======== DATA SHOWN ========

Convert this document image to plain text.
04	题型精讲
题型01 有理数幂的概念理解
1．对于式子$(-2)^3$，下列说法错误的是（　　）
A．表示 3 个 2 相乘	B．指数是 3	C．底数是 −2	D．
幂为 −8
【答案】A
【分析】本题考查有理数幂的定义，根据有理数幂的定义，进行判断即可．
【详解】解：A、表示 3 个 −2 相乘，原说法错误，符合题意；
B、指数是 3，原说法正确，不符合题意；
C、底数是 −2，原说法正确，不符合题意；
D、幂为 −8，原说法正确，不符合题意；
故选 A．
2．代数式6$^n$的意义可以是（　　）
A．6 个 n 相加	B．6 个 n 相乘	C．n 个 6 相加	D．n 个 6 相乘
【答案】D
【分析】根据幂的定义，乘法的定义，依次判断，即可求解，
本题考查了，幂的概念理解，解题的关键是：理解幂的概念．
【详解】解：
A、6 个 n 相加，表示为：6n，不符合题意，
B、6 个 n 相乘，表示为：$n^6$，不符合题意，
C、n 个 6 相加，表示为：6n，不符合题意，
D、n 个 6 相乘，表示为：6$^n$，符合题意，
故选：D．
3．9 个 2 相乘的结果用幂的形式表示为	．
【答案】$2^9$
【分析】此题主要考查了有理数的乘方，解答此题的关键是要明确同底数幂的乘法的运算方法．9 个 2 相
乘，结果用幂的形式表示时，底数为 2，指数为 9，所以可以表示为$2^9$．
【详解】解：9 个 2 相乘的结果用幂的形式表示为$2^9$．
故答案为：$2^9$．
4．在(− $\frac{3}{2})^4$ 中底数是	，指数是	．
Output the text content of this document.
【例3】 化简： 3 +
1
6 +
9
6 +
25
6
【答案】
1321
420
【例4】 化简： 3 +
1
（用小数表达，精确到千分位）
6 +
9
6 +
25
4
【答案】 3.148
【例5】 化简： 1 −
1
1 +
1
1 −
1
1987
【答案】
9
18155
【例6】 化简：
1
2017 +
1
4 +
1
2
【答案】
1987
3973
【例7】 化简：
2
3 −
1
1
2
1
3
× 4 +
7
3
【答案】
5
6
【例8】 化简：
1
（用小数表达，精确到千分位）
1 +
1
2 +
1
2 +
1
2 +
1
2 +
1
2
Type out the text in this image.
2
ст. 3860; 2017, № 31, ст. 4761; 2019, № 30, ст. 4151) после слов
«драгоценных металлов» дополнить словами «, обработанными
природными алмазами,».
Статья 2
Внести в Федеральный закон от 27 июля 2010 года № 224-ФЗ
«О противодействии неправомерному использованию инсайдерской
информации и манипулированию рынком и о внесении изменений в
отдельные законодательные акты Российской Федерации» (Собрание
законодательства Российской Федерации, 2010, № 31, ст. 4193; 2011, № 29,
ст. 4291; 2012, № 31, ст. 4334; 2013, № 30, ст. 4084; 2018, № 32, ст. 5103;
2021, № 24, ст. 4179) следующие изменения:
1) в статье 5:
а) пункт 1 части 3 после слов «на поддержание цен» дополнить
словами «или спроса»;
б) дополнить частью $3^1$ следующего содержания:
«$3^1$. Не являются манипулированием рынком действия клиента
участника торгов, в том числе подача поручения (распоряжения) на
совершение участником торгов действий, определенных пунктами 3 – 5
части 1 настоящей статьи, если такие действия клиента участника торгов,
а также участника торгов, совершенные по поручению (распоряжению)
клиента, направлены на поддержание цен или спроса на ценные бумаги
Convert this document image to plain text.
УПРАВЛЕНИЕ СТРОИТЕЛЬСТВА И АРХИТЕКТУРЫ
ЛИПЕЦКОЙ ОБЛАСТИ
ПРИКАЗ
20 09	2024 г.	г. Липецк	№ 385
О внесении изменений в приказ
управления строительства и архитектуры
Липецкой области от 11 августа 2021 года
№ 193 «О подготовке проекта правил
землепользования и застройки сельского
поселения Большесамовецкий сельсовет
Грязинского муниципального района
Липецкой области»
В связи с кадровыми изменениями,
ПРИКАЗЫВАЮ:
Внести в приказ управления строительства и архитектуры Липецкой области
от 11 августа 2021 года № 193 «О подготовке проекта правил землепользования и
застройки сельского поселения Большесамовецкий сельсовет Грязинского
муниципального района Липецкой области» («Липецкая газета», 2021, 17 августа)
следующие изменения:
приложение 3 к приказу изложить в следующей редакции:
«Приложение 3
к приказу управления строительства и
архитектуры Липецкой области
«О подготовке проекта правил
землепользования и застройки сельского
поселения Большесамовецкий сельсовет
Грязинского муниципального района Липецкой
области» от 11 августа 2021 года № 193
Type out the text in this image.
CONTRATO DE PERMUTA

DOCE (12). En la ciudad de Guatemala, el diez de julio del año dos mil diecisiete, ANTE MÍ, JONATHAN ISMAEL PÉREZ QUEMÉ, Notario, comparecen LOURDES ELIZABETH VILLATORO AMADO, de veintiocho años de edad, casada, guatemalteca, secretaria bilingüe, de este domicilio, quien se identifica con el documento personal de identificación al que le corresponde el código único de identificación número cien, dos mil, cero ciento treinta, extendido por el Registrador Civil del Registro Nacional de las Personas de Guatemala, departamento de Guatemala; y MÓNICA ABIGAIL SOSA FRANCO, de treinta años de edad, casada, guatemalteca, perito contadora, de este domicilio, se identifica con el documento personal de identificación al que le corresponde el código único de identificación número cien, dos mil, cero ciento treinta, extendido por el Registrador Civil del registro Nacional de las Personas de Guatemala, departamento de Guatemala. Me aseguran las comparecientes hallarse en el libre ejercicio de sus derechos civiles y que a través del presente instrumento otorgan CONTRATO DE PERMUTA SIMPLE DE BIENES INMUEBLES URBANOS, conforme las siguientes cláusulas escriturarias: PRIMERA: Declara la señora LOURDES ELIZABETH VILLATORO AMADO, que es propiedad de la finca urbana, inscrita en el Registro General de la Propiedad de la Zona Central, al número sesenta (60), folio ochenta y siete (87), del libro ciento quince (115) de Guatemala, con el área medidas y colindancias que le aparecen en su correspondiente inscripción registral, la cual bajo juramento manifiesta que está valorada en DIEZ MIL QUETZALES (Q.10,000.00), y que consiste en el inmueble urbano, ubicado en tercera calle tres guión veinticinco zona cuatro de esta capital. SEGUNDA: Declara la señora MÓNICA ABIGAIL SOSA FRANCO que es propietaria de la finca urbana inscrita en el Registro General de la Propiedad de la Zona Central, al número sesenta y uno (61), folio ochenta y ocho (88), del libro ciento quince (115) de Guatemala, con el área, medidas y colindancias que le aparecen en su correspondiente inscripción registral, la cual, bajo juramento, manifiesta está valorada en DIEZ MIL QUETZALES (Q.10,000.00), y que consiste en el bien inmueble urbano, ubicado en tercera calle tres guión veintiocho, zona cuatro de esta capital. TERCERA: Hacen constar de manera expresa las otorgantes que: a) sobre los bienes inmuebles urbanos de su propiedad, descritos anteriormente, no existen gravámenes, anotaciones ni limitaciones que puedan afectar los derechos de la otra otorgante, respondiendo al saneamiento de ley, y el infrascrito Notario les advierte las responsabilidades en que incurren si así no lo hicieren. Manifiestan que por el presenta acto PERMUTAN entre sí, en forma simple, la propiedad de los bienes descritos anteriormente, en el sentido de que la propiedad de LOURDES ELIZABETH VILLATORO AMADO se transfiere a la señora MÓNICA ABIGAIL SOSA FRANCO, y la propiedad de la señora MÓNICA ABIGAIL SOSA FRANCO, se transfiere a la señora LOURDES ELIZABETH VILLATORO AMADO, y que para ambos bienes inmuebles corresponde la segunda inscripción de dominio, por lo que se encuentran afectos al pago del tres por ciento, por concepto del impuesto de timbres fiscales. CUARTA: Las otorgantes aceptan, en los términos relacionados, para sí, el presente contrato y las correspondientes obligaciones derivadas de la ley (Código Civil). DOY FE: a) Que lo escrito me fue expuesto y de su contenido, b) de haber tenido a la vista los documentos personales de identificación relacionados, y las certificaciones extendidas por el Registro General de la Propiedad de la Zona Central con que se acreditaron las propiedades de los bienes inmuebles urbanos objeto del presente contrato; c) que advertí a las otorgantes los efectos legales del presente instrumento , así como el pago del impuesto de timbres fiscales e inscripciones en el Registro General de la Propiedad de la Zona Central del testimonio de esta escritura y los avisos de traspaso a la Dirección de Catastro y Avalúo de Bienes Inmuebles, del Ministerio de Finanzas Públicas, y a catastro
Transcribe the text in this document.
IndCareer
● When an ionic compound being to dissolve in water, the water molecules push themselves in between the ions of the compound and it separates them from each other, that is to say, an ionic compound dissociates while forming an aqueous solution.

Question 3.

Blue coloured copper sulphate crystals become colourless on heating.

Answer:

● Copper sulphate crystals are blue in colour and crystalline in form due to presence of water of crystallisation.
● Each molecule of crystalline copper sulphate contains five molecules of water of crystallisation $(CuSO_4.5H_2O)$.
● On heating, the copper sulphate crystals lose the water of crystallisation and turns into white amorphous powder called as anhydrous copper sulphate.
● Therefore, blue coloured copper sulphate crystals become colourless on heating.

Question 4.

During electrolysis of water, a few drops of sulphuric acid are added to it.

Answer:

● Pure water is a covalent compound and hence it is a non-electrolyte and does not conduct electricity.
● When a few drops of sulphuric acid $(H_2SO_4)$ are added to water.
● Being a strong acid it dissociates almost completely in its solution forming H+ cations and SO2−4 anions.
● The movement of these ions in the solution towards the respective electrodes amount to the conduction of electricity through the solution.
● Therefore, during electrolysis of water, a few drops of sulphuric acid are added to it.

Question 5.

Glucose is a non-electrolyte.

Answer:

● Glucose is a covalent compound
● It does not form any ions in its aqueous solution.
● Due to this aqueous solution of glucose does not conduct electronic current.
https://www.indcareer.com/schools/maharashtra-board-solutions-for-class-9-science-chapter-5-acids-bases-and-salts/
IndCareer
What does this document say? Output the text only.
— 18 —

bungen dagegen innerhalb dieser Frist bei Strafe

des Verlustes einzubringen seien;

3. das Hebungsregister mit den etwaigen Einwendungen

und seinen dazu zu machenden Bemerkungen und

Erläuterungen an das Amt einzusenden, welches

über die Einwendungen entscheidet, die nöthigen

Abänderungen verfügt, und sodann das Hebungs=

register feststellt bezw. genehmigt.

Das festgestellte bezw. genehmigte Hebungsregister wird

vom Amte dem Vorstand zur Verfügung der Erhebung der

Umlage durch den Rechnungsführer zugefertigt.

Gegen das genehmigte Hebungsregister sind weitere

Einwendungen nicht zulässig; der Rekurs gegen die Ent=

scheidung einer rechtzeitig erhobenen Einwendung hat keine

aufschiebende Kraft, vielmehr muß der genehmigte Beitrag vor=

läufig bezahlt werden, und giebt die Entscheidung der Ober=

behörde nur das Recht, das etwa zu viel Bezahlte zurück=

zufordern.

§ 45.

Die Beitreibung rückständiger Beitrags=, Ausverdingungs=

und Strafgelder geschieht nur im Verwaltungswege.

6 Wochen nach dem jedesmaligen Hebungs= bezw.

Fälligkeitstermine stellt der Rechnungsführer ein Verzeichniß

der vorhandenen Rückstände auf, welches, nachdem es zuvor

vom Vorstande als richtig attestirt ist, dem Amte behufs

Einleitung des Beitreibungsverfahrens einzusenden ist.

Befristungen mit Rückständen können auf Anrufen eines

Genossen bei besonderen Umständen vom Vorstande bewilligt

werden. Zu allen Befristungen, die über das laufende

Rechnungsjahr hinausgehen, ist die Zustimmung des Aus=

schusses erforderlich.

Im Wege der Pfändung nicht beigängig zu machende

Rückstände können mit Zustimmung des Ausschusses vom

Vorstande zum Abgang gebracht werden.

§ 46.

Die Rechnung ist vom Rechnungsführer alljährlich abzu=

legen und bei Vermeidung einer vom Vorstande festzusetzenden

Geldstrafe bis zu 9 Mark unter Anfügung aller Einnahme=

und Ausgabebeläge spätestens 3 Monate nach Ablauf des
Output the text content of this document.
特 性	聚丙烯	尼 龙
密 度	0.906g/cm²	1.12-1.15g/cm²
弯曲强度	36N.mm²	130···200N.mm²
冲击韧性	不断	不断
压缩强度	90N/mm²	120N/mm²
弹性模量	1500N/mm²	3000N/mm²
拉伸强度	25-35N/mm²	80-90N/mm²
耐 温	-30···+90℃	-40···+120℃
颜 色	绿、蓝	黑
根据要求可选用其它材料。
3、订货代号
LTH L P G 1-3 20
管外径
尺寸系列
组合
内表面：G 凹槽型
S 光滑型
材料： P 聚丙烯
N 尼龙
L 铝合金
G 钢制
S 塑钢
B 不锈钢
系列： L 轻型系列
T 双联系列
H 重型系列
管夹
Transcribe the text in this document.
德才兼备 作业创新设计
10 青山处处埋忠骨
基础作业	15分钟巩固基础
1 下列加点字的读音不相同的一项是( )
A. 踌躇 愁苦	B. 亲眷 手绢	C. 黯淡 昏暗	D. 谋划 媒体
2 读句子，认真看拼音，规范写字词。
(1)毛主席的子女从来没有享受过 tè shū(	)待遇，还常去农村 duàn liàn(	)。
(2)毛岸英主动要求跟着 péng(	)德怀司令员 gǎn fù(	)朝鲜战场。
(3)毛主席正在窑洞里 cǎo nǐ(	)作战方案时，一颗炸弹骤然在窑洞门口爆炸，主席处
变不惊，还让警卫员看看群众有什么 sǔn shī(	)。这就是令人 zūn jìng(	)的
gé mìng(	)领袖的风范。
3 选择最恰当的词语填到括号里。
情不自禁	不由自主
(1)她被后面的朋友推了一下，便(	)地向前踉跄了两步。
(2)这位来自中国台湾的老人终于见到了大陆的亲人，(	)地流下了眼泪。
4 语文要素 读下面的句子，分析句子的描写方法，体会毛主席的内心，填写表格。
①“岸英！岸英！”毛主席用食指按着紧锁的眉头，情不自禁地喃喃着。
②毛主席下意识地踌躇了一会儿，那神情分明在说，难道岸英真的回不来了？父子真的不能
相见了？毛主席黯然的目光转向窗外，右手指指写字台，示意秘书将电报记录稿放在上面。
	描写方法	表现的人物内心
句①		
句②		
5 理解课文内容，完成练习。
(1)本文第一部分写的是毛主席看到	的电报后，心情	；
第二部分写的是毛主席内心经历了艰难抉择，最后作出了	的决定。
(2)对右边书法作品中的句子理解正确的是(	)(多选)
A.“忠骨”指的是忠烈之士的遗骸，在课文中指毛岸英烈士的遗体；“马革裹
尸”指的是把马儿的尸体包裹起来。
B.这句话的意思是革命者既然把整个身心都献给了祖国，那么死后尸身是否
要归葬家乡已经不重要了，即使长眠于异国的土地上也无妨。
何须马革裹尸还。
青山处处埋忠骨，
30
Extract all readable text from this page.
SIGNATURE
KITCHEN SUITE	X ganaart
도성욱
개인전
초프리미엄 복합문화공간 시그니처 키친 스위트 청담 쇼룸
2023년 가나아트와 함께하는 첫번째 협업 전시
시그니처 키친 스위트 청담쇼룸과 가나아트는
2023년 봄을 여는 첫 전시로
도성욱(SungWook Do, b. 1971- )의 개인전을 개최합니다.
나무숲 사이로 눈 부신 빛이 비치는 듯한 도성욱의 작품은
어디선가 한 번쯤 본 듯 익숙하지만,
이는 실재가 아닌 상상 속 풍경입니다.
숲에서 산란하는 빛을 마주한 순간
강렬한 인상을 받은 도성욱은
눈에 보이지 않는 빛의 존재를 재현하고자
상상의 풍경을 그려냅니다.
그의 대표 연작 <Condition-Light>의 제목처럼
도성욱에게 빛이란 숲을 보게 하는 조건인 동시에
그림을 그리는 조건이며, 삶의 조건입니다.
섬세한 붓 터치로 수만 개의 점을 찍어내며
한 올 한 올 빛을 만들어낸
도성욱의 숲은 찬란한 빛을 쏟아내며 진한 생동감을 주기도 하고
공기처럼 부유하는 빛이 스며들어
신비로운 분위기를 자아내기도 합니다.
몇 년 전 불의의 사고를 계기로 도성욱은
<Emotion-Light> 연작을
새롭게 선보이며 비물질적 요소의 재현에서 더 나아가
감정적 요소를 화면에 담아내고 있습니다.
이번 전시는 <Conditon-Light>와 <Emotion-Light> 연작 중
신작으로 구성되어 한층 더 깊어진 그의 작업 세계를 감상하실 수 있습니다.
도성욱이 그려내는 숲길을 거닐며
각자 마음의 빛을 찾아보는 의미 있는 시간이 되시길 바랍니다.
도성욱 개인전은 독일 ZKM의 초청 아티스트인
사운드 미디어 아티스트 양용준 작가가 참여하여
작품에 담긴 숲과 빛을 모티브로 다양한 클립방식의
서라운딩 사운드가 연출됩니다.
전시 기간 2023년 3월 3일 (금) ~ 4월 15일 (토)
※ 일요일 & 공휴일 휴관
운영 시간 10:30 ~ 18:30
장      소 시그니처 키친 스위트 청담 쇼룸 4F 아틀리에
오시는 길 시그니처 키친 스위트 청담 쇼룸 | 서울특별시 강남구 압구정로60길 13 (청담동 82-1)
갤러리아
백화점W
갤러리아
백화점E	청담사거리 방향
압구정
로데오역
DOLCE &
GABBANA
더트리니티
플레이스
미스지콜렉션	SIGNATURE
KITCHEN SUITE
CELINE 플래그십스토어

========

(TASK OBJECTIVE):
Of the lines in the entries above, how many include "изменений"? Only the number should be given.

(FINISHED TASK):
2